Rows>
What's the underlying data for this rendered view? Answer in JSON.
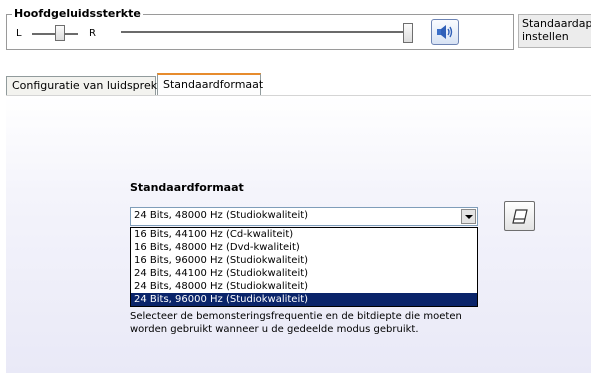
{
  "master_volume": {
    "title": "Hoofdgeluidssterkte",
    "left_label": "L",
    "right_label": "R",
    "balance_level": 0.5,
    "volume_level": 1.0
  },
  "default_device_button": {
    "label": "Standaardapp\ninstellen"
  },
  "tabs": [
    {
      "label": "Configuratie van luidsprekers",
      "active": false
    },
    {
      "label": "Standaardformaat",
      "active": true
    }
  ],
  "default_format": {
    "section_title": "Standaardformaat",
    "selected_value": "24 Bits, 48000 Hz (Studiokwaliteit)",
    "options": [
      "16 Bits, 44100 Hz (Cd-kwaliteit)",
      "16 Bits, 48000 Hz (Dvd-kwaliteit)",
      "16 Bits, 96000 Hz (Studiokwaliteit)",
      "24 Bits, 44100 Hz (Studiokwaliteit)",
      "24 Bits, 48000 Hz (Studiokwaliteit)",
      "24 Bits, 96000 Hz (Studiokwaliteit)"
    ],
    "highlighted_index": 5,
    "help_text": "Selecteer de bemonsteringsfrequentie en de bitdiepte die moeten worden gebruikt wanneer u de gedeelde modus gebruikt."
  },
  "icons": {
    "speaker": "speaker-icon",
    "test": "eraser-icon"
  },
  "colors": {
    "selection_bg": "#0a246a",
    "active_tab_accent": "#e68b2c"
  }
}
...
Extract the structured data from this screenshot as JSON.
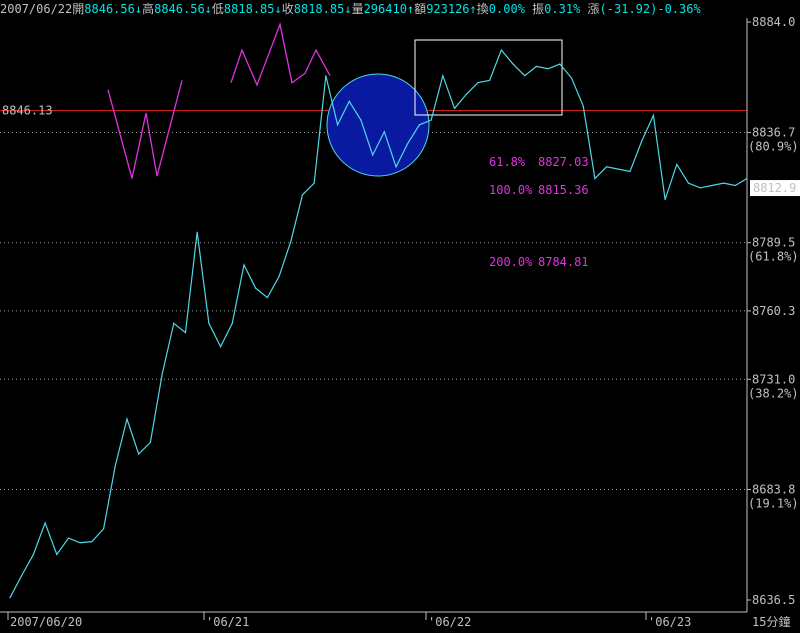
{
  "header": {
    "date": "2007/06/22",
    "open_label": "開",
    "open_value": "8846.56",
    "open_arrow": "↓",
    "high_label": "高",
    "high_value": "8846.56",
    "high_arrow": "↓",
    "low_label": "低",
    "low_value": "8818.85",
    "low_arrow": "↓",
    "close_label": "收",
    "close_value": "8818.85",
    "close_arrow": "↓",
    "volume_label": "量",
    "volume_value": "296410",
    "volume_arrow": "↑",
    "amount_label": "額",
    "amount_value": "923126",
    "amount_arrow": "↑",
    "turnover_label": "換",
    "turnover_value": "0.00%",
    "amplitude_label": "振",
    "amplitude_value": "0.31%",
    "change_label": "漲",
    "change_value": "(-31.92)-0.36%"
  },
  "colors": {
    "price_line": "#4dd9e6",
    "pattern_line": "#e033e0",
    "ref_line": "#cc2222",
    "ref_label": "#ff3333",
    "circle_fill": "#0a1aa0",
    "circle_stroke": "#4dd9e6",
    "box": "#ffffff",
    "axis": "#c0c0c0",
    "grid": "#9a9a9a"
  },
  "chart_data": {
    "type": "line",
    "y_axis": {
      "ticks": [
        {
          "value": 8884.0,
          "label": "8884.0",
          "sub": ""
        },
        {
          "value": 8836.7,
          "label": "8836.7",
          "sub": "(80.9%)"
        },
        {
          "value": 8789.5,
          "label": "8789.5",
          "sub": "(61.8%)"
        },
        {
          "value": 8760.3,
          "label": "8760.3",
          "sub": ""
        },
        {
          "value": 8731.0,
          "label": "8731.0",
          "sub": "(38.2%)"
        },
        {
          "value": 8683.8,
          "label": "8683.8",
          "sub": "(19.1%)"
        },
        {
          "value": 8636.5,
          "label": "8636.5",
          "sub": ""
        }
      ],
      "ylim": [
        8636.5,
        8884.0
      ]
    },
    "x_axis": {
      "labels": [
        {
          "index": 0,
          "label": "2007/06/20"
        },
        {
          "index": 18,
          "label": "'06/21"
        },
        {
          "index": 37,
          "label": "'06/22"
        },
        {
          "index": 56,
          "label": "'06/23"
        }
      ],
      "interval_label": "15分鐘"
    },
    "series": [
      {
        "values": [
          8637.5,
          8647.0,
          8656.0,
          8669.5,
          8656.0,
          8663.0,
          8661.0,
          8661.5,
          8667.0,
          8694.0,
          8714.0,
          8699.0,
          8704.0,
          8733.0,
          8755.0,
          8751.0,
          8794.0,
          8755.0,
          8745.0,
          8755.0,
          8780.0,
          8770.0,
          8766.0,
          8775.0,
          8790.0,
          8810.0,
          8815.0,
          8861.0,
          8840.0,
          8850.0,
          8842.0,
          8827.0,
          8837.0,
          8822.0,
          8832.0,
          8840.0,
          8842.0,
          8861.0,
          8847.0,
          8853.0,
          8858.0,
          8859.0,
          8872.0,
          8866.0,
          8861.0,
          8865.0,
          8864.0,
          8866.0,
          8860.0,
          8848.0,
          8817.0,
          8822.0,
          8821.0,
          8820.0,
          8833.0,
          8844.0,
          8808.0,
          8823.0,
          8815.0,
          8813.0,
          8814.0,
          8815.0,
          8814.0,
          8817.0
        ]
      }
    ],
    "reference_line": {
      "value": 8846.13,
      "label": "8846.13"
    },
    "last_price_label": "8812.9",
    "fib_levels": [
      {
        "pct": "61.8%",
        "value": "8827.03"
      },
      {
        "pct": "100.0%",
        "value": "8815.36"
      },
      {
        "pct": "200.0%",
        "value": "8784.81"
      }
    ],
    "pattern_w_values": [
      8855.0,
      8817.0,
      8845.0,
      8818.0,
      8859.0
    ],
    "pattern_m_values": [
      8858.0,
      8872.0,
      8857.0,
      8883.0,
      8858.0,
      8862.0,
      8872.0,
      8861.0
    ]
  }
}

What needs to be done>
Show the lines of the records that contain the word "Studiokwaliteit".

Task output>
    "selected_value": "24 Bits, 48000 Hz (Studiokwaliteit)",
      "16 Bits, 96000 Hz (Studiokwaliteit)",
      "24 Bits, 44100 Hz (Studiokwaliteit)",
      "24 Bits, 48000 Hz (Studiokwaliteit)",
      "24 Bits, 96000 Hz (Studiokwaliteit)"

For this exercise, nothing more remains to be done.